Search the material below for the string "CHOKE" and extract each line that has it.

** begin Source records **

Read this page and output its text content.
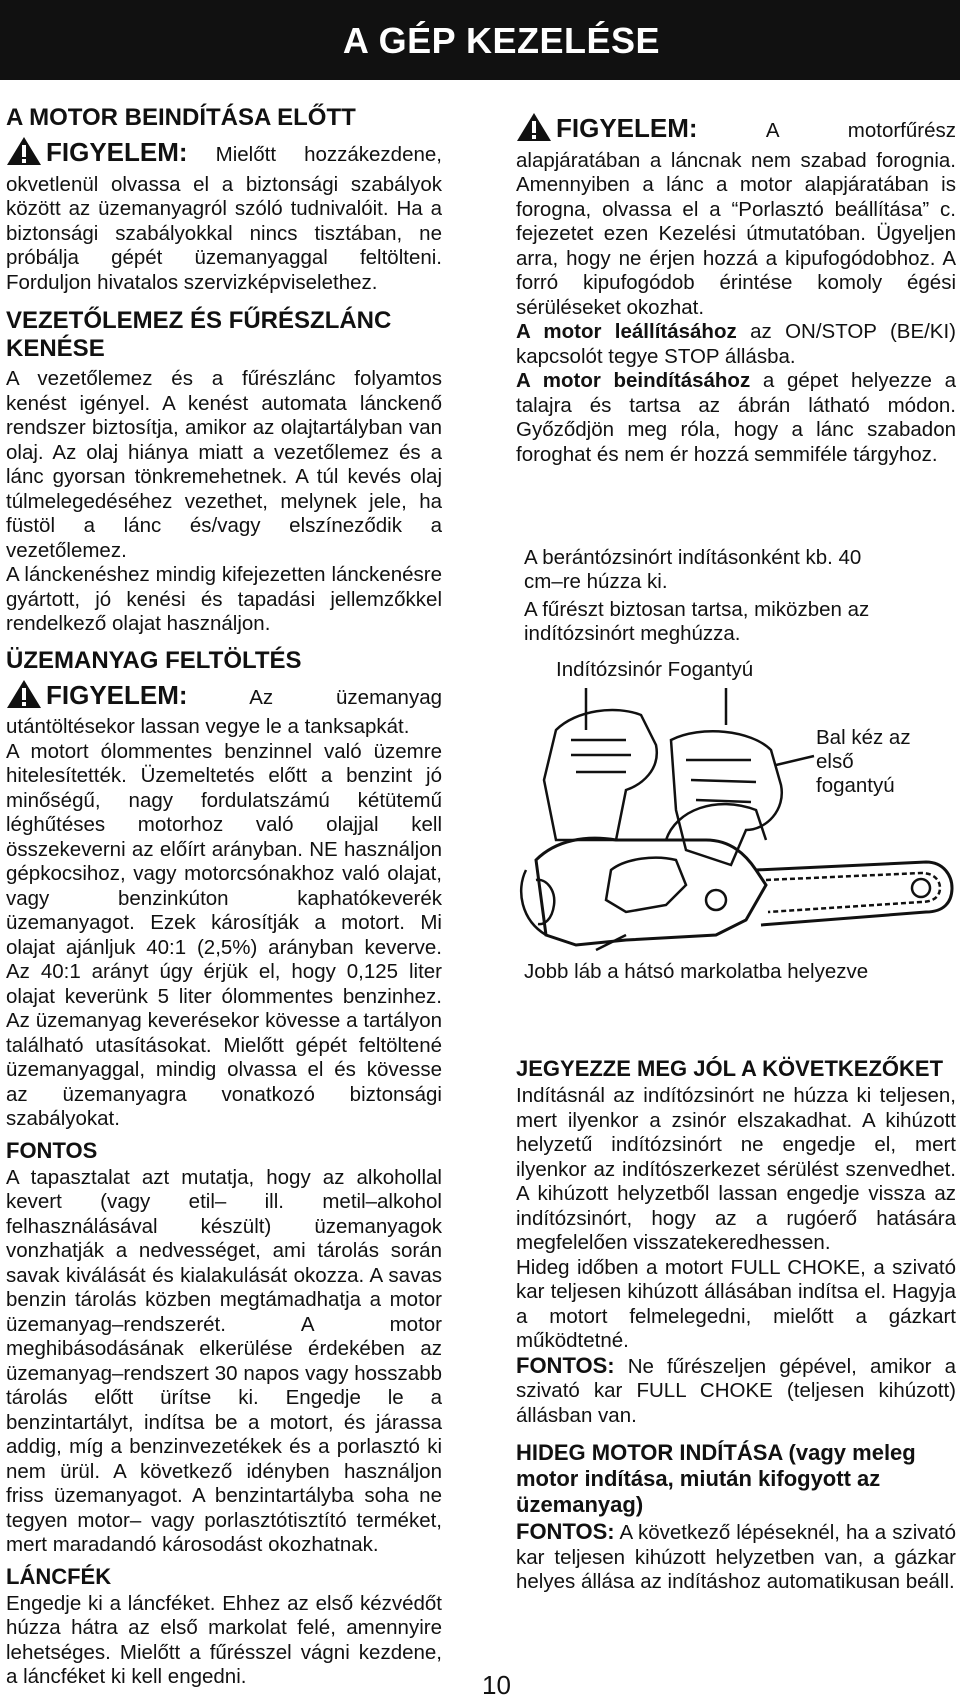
A GÉP KEZELÉSE
A MOTOR BEINDÍTÁSA ELŐTT

FIGYELEM: Mielőtt hozzákezdene, okvetlenül olvassa el a biztonsági szabályok között az üzemanyagról szóló tudnivalóit. Ha a biztonsági szabályokkal nincs tisztában, ne próbálja gépét üzemanyaggal feltölteni. Forduljon hivatalos szervizképviselethez.

VEZETŐLEMEZ ÉS FŰRÉSZLÁNC KENÉSE

A vezetőlemez és a fűrészlánc folyamtos kenést igényel. A kenést automata lánckenő rendszer biztosítja, amikor az olajtartályban van olaj. Az olaj hiánya miatt a vezetőlemez és a lánc gyorsan tönkremehetnek. A túl kevés olaj túlmelegedéséhez vezethet, melynek jele, ha füstöl a lánc és/vagy elszíneződik a vezetőlemez.

A lánckenéshez mindig kifejezetten lánckenésre gyártott, jó kenési és tapadási jellemzőkkel rendelkező olajat használjon.

ÜZEMANYAG FELTÖLTÉS

FIGYELEM: Az üzemanyag utántöltésekor lassan vegye le a tanksapkát.

A motort ólommentes benzinnel való üzemre hitelesítették. Üzemeltetés előtt a benzint jó minőségű, nagy fordulatszámú kétütemű léghűtéses motorhoz való olajjal kell összekeverni az előírt arányban. NE használjon gépkocsihoz, vagy motorcsónakhoz való olajat, vagy benzinkúton kaphatókeverék üzemanyagot. Ezek károsítják a motort. Mi olajat ajánljuk 40:1 (2,5%) arányban keverve. Az 40:1 arányt úgy érjük el, hogy 0,125 liter olajat keverünk 5 liter ólommentes benzinhez. Az üzemanyag keverésekor kövesse a tartályon található utasításokat. Mielőtt gépét feltöltené üzemanyaggal, mindig olvassa el és kövesse az üzemanyagra vonatkozó biztonsági szabályokat.

FONTOS

A tapasztalat azt mutatja, hogy az alkohollal kevert (vagy etil– ill. metil–alkohol felhasználásával készült) üzemanyagok vonzhatják a nedvességet, ami tárolás során savak kiválását és kialakulását okozza. A savas benzin tárolás közben megtámadhatja a motor üzemanyag–rendszerét. A motor meghibásodásának elkerülése érdekében az üzemanyag–rendszert 30 napos vagy hosszabb tárolás előtt ürítse ki. Engedje le a benzintartályt, indítsa be a motort, és járassa addig, míg a benzinvezetékek és a porlasztó ki nem ürül. A következő idényben használjon friss üzemanyagot. A benzintartályba soha ne tegyen motor– vagy porlasztótisztító terméket, mert maradandó károsodást okozhatnak.

LÁNCFÉK

Engedje ki a láncféket. Ehhez az első kézvédőt húzza hátra az első markolat felé, amennyire lehetséges. Mielőtt a fűrésszel vágni kezdene, a láncféket ki kell engedni.

FIGYELEM: A motorfűrész alapjáratában a láncnak nem szabad forognia. Amennyiben a lánc a motor alapjáratában is forogna, olvassa el a “Porlasztó beállítása” c. fejezetet ezen Kezelési útmutatóban. Ügyeljen arra, hogy ne érjen hozzá a kipufogódobhoz. A forró kipufogódob érintése komoly égési sérüléseket okozhat.

A motor leállításához az ON/STOP (BE/KI) kapcsolót tegye STOP állásba.

A motor beindításához a gépet helyezze a talajra és tartsa az ábrán látható módon. Győződjön meg róla, hogy a lánc szabadon foroghat és nem ér hozzá semmiféle tárgyhoz.

A berántózsinórt indításonként kb. 40 cm–re húzza ki.
A fűrészt biztosan tartsa, miközben az indítózsinórt meghúzza.
Indítózsinór Fogantyú
Bal kéz az első fogantyú
Jobb láb a hátsó markolatba helyezve
JEGYEZZE MEG JÓL A KÖVETKEZŐKET

Indításnál az indítózsinórt ne húzza ki teljesen, mert ilyenkor a zsinór elszakadhat. A kihúzott helyzetű indítózsinórt ne engedje el, mert ilyenkor az indítószerkezet sérülést szenvedhet. A kihúzott helyzetből lassan engedje vissza az indítózsinórt, hogy az a rugóerő hatására megfelelően visszatekeredhessen.

Hideg időben a motort FULL CHOKE, a szivató kar teljesen kihúzott állásában indítsa el. Hagyja a motort felmelegedni, mielőtt a gázkart működtetné.

FONTOS: Ne fűrészeljen gépével, amikor a szivató kar FULL CHOKE (teljesen kihúzott) állásban van.

HIDEG MOTOR INDÍTÁSA (vagy meleg motor indítása, miután kifogyott az üzemanyag)

FONTOS: A következő lépéseknél, ha a szivató kar teljesen kihúzott helyzetben van, a gázkar helyes állása az indításhoz automatikusan beáll.

10
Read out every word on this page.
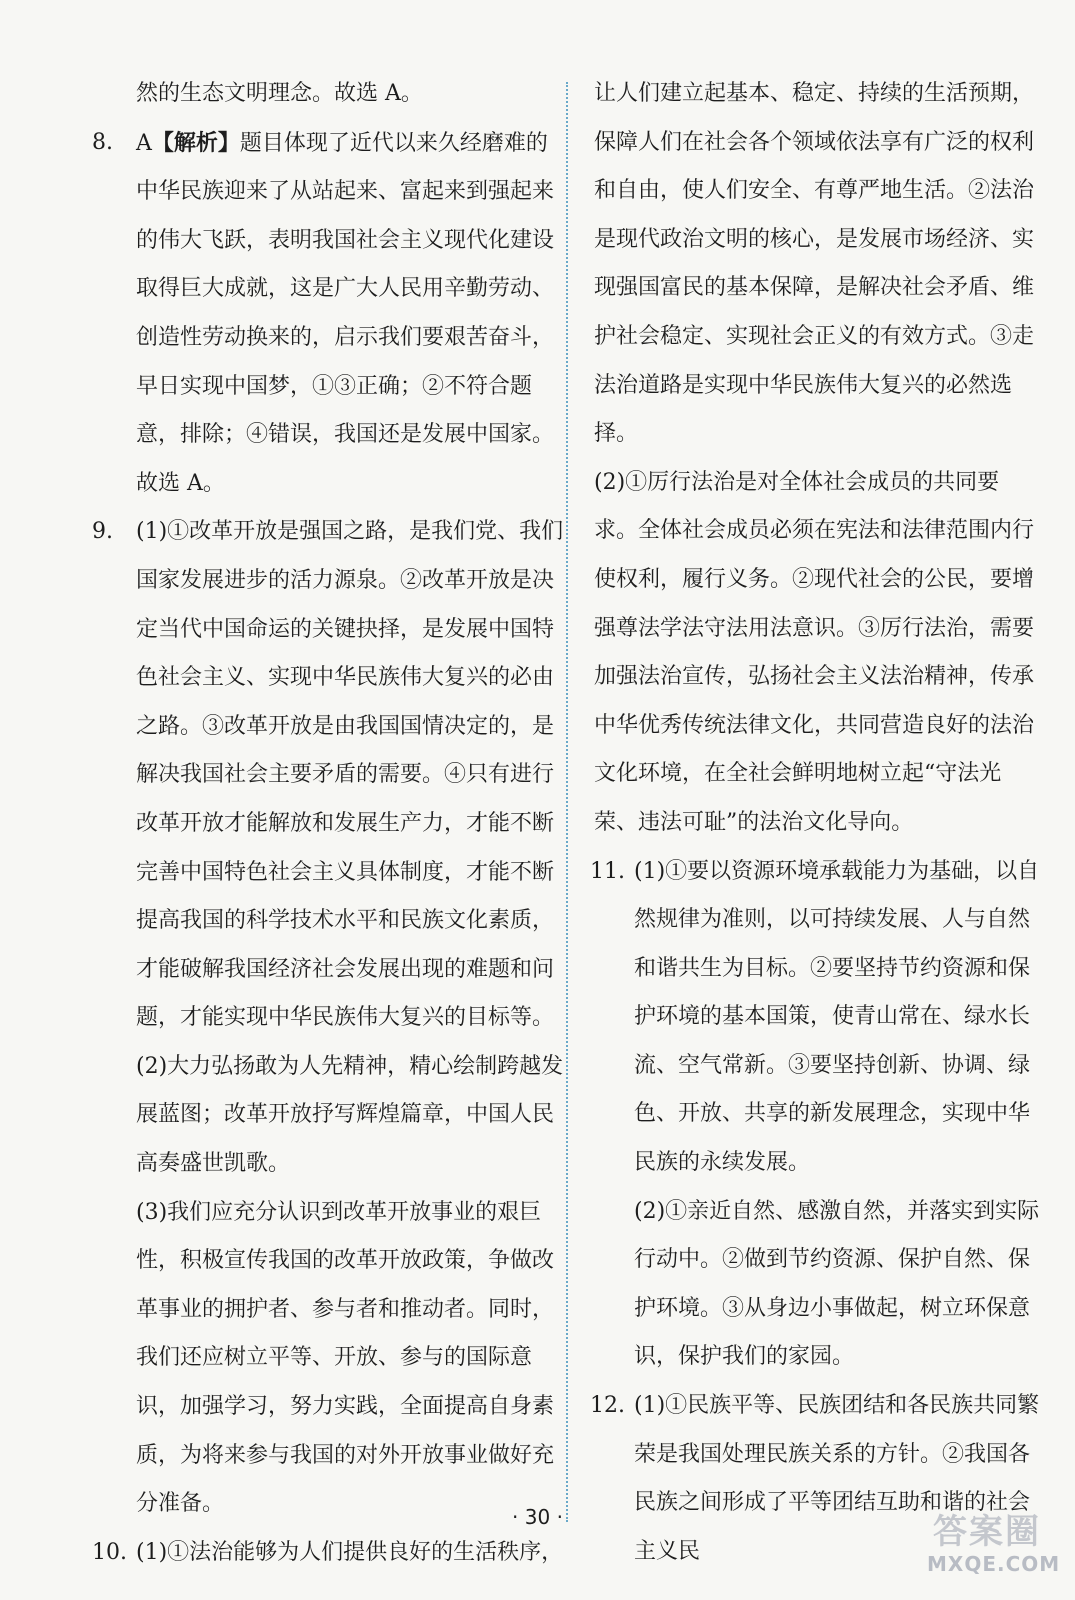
然的生态文明理念。故选 A。

8. A【解析】题目体现了近代以来久经磨难的中华民族迎来了从站起来、富起来到强起来的伟大飞跃，表明我国社会主义现代化建设取得巨大成就，这是广大人民用辛勤劳动、创造性劳动换来的，启示我们要艰苦奋斗，早日实现中国梦，①③正确；②不符合题意，排除；④错误，我国还是发展中国家。故选 A。
9. (1)①改革开放是强国之路，是我们党、我们国家发展进步的活力源泉。②改革开放是决定当代中国命运的关键抉择，是发展中国特色社会主义、实现中华民族伟大复兴的必由之路。③改革开放是由我国国情决定的，是解决我国社会主要矛盾的需要。④只有进行改革开放才能解放和发展生产力，才能不断完善中国特色社会主义具体制度，才能不断提高我国的科学技术水平和民族文化素质，才能破解我国经济社会发展出现的难题和问题，才能实现中华民族伟大复兴的目标等。

(2)大力弘扬敢为人先精神，精心绘制跨越发展蓝图；改革开放抒写辉煌篇章，中国人民高奏盛世凯歌。

(3)我们应充分认识到改革开放事业的艰巨性，积极宣传我国的改革开放政策，争做改革事业的拥护者、参与者和推动者。同时，我们还应树立平等、开放、参与的国际意识，加强学习，努力实践，全面提高自身素质，为将来参与我国的对外开放事业做好充分准备。

10. (1)①法治能够为人们提供良好的生活秩序，

让人们建立起基本、稳定、持续的生活预期，保障人们在社会各个领域依法享有广泛的权利和自由，使人们安全、有尊严地生活。②法治是现代政治文明的核心，是发展市场经济、实现强国富民的基本保障，是解决社会矛盾、维护社会稳定、实现社会正义的有效方式。③走法治道路是实现中华民族伟大复兴的必然选择。

(2)①厉行法治是对全体社会成员的共同要求。全体社会成员必须在宪法和法律范围内行使权利，履行义务。②现代社会的公民，要增强尊法学法守法用法意识。③厉行法治，需要加强法治宣传，弘扬社会主义法治精神，传承中华优秀传统法律文化，共同营造良好的法治文化环境，在全社会鲜明地树立起“守法光荣、违法可耻”的法治文化导向。

11. (1)①要以资源环境承载能力为基础，以自然规律为准则，以可持续发展、人与自然和谐共生为目标。②要坚持节约资源和保护环境的基本国策，使青山常在、绿水长流、空气常新。③要坚持创新、协调、绿色、开放、共享的新发展理念，实现中华民族的永续发展。

(2)①亲近自然、感激自然，并落实到实际行动中。②做到节约资源、保护自然、保护环境。③从身边小事做起，树立环保意识，保护我们的家园。

12. (1)①民族平等、民族团结和各民族共同繁荣是我国处理民族关系的方针。②我国各民族之间形成了平等团结互助和谐的社会主义民
· 30 ·	答案圈
MXQE.COM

** end Source records **

Full response:
Hideg időben a motort FULL CHOKE, a szivató kar teljesen kihúzott állásában indítsa el. Hagyja a motort felmelegedni, mielőtt a gázkart működtetné.
FONTOS: Ne fűrészeljen gépével, amikor a szivató kar FULL CHOKE (teljesen kihúzott) állásban van.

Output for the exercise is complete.